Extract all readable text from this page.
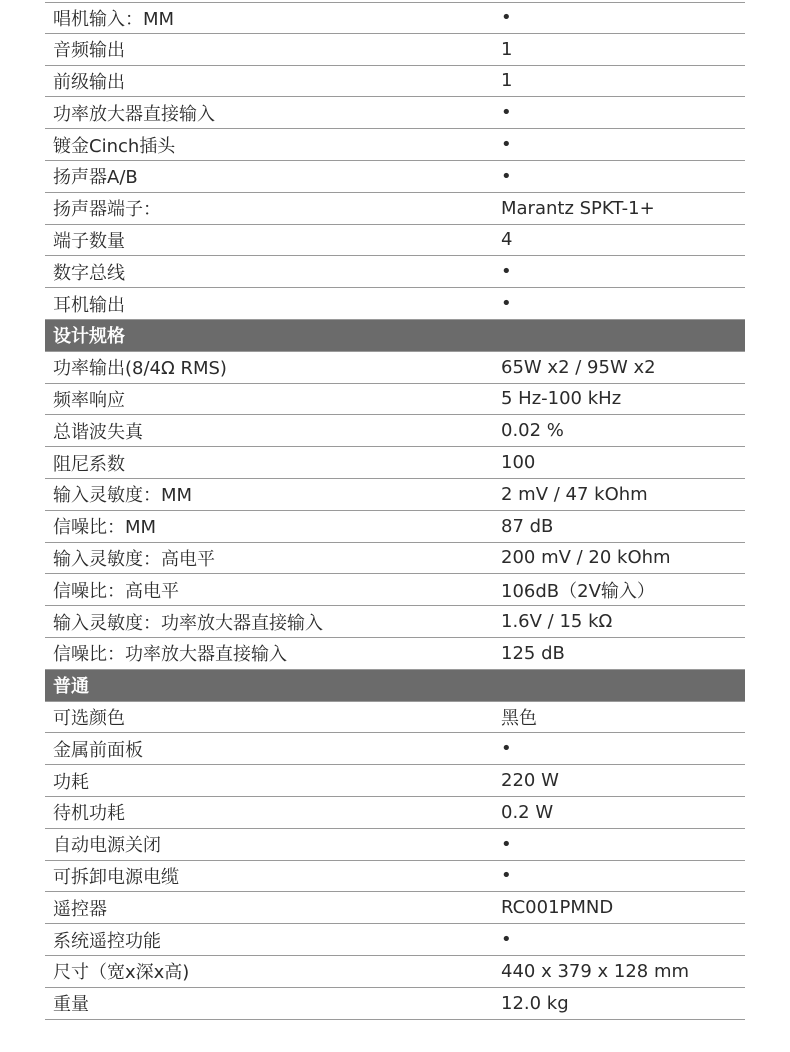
唱机输入：MM	•
音频输出	1
前级输出	1
功率放大器直接输入	•
镀金Cinch插头	•
扬声器A/B	•
扬声器端子：	Marantz SPKT-1+
端子数量	4
数字总线	•
耳机输出	•
设计规格
功率输出(8/4Ω RMS)	65W x2 / 95W x2
频率响应	5 Hz-100 kHz
总谐波失真	0.02 %
阻尼系数	100
输入灵敏度：MM	2 mV / 47 kOhm
信噪比：MM	87 dB
输入灵敏度：高电平	200 mV / 20 kOhm
信噪比：高电平	106dB（2V输入）
输入灵敏度：功率放大器直接输入	1.6V / 15 kΩ
信噪比：功率放大器直接输入	125 dB
普通
可选颜色	黑色
金属前面板	•
功耗	220 W
待机功耗	0.2 W
自动电源关闭	•
可拆卸电源电缆	•
遥控器	RC001PMND
系统遥控功能	•
尺寸（宽x深x高)	440 x 379 x 128 mm
重量	12.0 kg
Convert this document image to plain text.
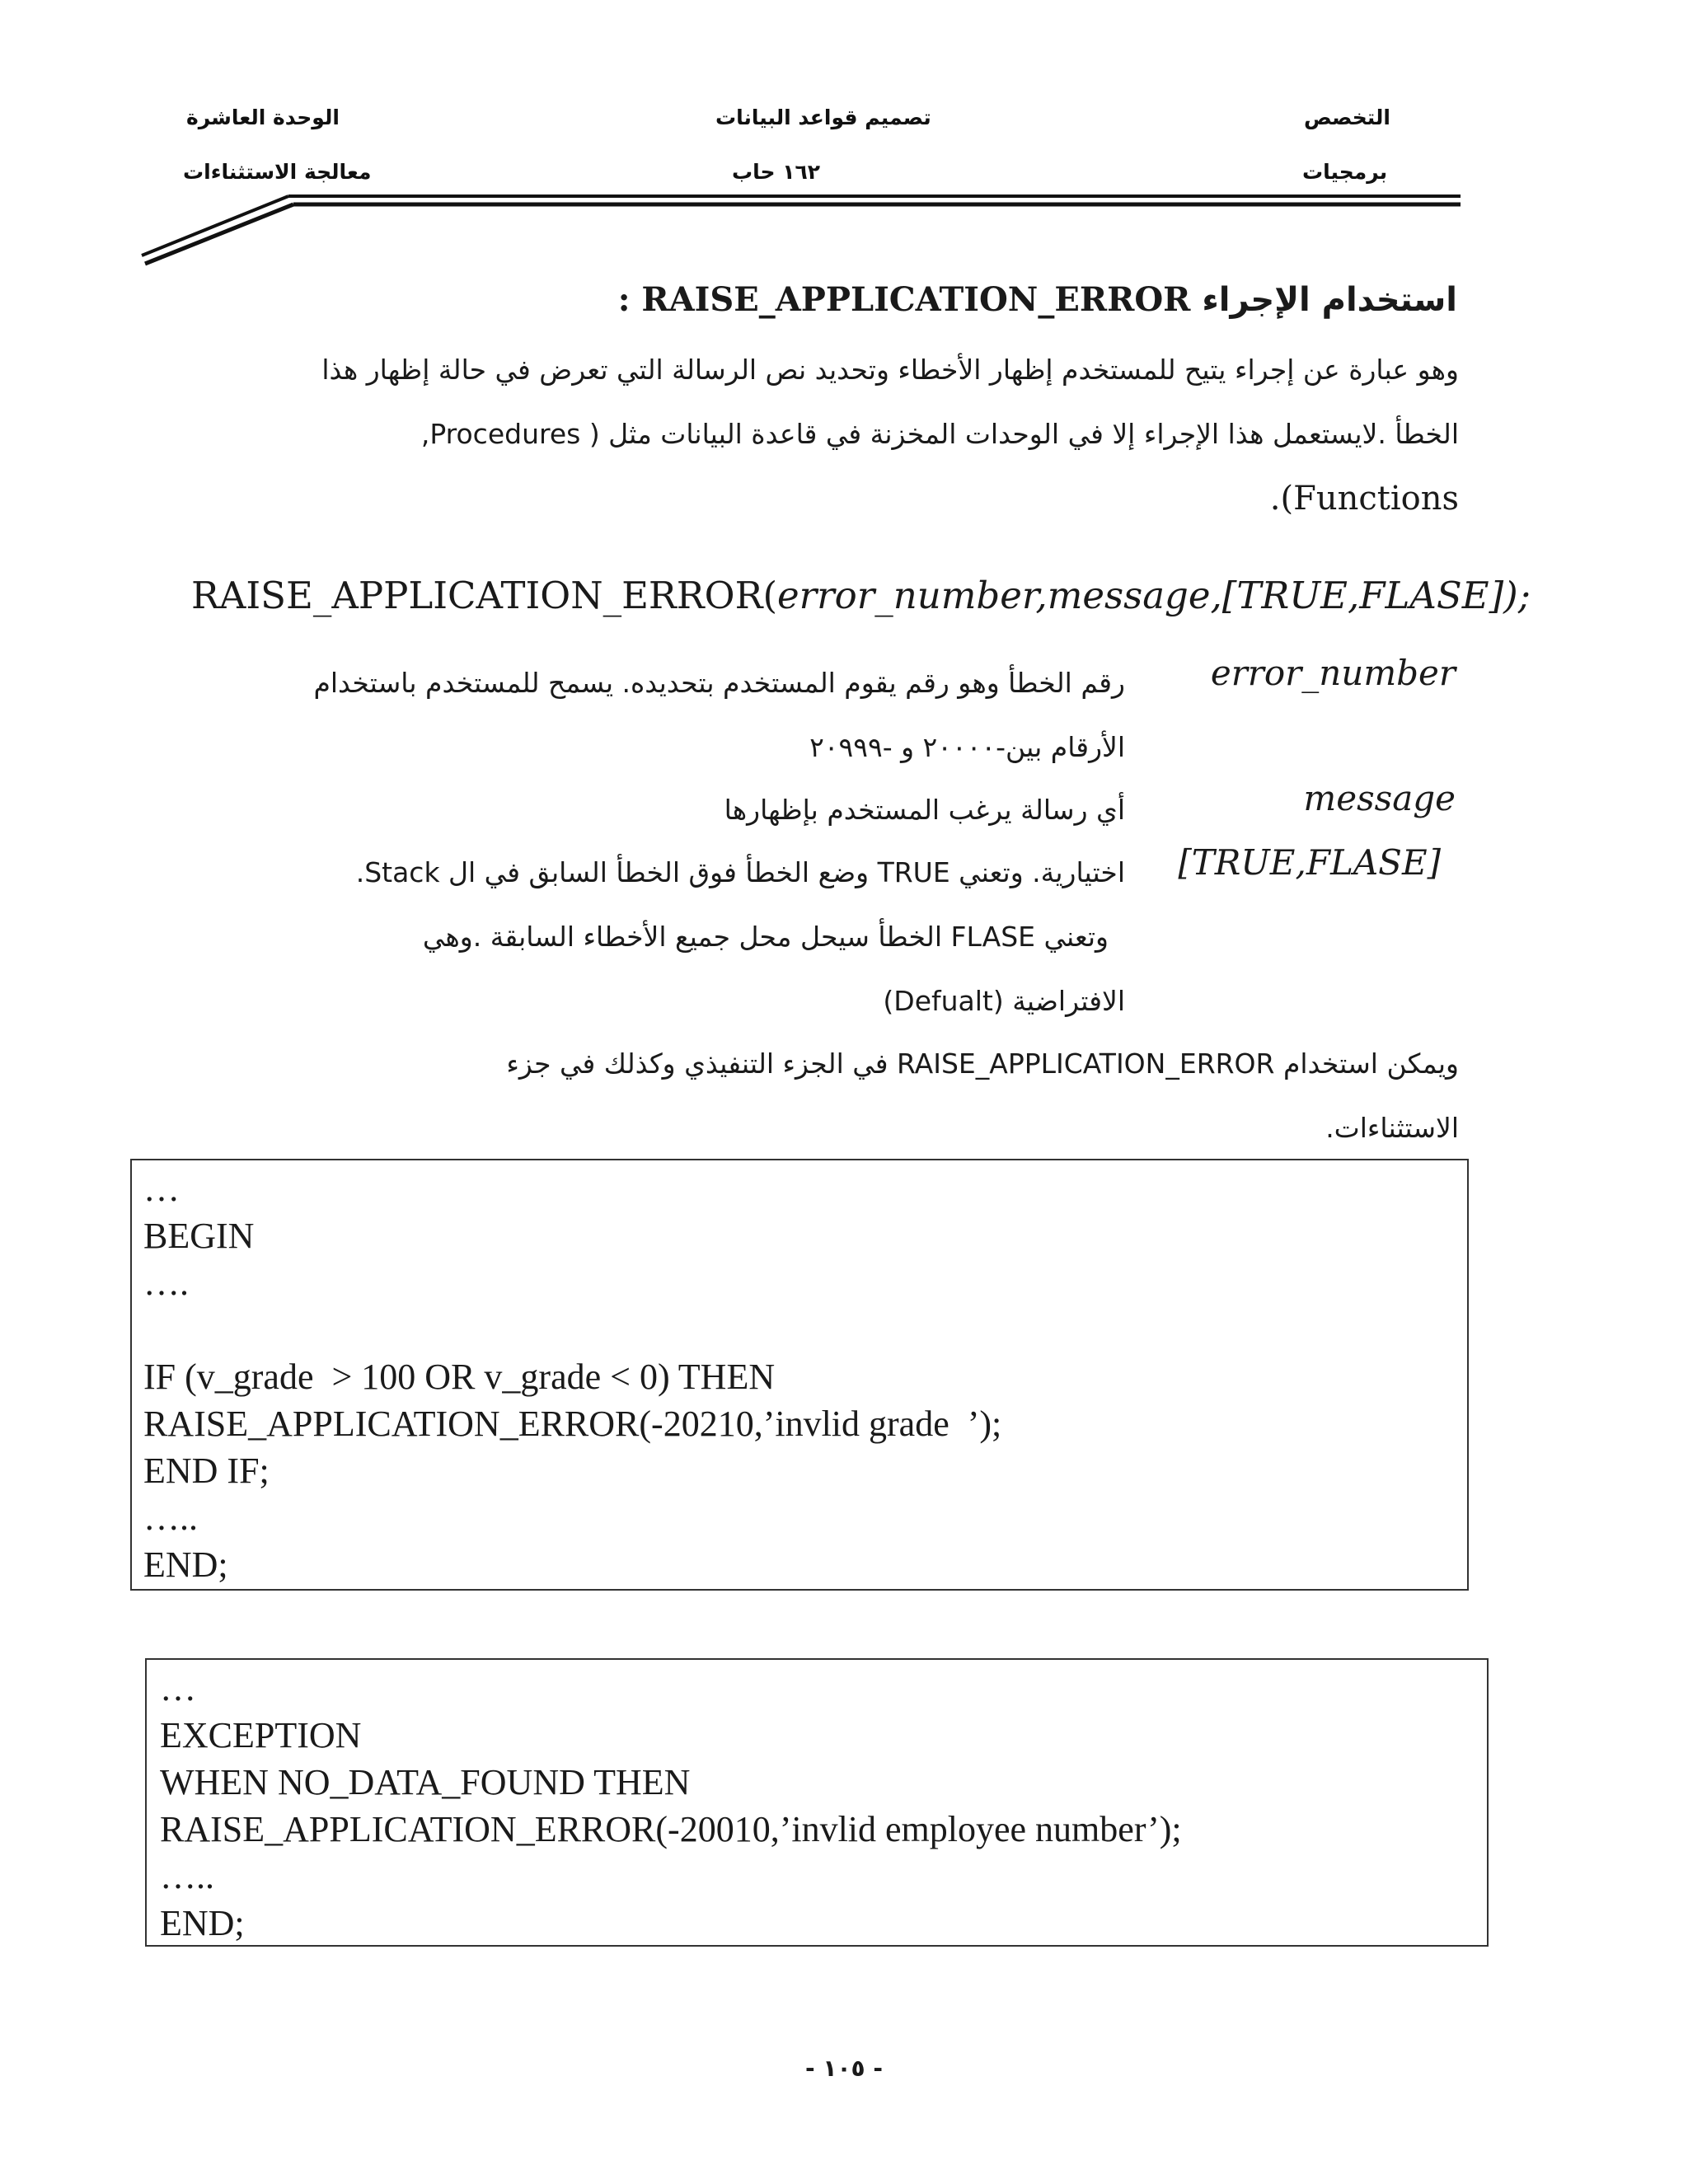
الوحدة العاشرة
معالجة الاستثناءات
تصميم قواعد البيانات
١٦٢ حاب
التخصص
برمجيات
استخدام الإجراء RAISE_APPLICATION_ERROR :
وهو عبارة عن إجراء يتيح للمستخدم إظهار الأخطاء وتحديد نص الرسالة التي تعرض في حالة إظهار هذا
الخطأ .لايستعمل هذا الإجراء إلا في الوحدات المخزنة في قاعدة البيانات مثل ( Procedures,
Functions).
RAISE_APPLICATION_ERROR(error_number,message,[TRUE,FLASE]);
error_number
رقم الخطأ وهو رقم يقوم المستخدم بتحديده. يسمح للمستخدم باستخدام
الأرقام بين-٢٠٠٠٠ و -٢٠٩٩٩
message
أي رسالة يرغب المستخدم بإظهارها
[TRUE,FLASE]
اختيارية. وتعني TRUE وضع الخطأ فوق الخطأ السابق في ال Stack.
وتعني FLASE الخطأ سيحل محل جميع الأخطاء السابقة .وهي
الافتراضية (Defualt)
ويمكن استخدام RAISE_APPLICATION_ERROR في الجزء التنفيذي وكذلك في جزء
الاستثناءات.
…
BEGIN
….
IF (v_grade  > 100 OR v_grade < 0) THEN
RAISE_APPLICATION_ERROR(-20210,’invlid grade  ’);
END IF;
…..
END;
…
EXCEPTION
WHEN NO_DATA_FOUND THEN
RAISE_APPLICATION_ERROR(-20010,’invlid employee number’);
…..
END;
- ١٠٥ -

:::

Isolate each line of the listing above that includes "invlid". Copy it.

RAISE_APPLICATION_ERROR(-20210,’invlid grade  ’);
RAISE_APPLICATION_ERROR(-20010,’invlid employee number’);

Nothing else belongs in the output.